#### What to produce:
Below are some records; retype all of them exactly.

#### Source records:
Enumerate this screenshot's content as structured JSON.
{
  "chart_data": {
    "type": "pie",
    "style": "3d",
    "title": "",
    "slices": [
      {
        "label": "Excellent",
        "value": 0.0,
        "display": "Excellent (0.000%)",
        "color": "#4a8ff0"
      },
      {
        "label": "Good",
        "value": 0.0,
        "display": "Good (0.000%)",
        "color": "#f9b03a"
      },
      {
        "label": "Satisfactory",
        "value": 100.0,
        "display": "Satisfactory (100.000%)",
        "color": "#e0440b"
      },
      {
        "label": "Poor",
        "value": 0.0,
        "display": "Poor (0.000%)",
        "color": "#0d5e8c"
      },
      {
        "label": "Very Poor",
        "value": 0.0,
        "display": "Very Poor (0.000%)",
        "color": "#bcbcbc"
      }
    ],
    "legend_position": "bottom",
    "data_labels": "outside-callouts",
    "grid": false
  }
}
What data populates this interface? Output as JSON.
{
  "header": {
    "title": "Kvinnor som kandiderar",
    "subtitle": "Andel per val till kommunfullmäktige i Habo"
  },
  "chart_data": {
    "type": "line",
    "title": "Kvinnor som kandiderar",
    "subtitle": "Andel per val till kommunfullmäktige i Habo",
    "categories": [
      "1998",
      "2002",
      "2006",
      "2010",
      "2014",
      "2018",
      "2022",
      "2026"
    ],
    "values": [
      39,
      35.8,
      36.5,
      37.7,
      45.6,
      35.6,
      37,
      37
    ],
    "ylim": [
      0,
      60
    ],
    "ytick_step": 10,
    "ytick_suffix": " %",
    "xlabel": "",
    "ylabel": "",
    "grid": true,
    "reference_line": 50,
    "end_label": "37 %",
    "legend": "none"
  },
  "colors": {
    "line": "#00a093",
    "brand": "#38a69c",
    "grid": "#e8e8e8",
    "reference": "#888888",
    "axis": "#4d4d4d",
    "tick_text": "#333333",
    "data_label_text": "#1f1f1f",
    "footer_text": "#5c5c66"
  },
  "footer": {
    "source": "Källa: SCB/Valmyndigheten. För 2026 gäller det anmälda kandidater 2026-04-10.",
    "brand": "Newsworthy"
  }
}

#### Exercise solution:
Enumerate this screenshot's content as structured JSON.
{
  "chart_data": {
    "type": "pie",
    "style": "3d",
    "title": "",
    "slices": [
      {
        "label": "Excellent",
        "value": 0.0,
        "display": "Excellent (0.000%)",
        "color": "#4a8ff0"
      },
      {
        "label": "Good",
        "value": 0.0,
        "display": "Good (0.000%)",
        "color": "#f9b03a"
      },
      {
        "label": "Satisfactory",
        "value": 100.0,
        "display": "Satisfactory (100.000%)",
        "color": "#e0440b"
      },
      {
        "label": "Poor",
        "value": 0.0,
        "display": "Poor (0.000%)",
        "color": "#0d5e8c"
      },
      {
        "label": "Very Poor",
        "value": 0.0,
        "display": "Very Poor (0.000%)",
        "color": "#bcbcbc"
      }
    ],
    "legend_position": "bottom",
    "data_labels": "outside-callouts",
    "grid": false
  }
}
What data populates this interface? Output as JSON.
{
  "header": {
    "title": "Kvinnor som kandiderar",
    "subtitle": "Andel per val till kommunfullmäktige i Habo"
  },
  "chart_data": {
    "type": "line",
    "title": "Kvinnor som kandiderar",
    "subtitle": "Andel per val till kommunfullmäktige i Habo",
    "categories": [
      "1998",
      "2002",
      "2006",
      "2010",
      "2014",
      "2018",
      "2022",
      "2026"
    ],
    "values": [
      39,
      35.8,
      36.5,
      37.7,
      45.6,
      35.6,
      37,
      37
    ],
    "ylim": [
      0,
      60
    ],
    "ytick_step": 10,
    "ytick_suffix": " %",
    "xlabel": "",
    "ylabel": "",
    "grid": true,
    "reference_line": 50,
    "end_label": "37 %",
    "legend": "none"
  },
  "colors": {
    "line": "#00a093",
    "brand": "#38a69c",
    "grid": "#e8e8e8",
    "reference": "#888888",
    "axis": "#4d4d4d",
    "tick_text": "#333333",
    "data_label_text": "#1f1f1f",
    "footer_text": "#5c5c66"
  },
  "footer": {
    "source": "Källa: SCB/Valmyndigheten. För 2026 gäller det anmälda kandidater 2026-04-10.",
    "brand": "Newsworthy"
  }
}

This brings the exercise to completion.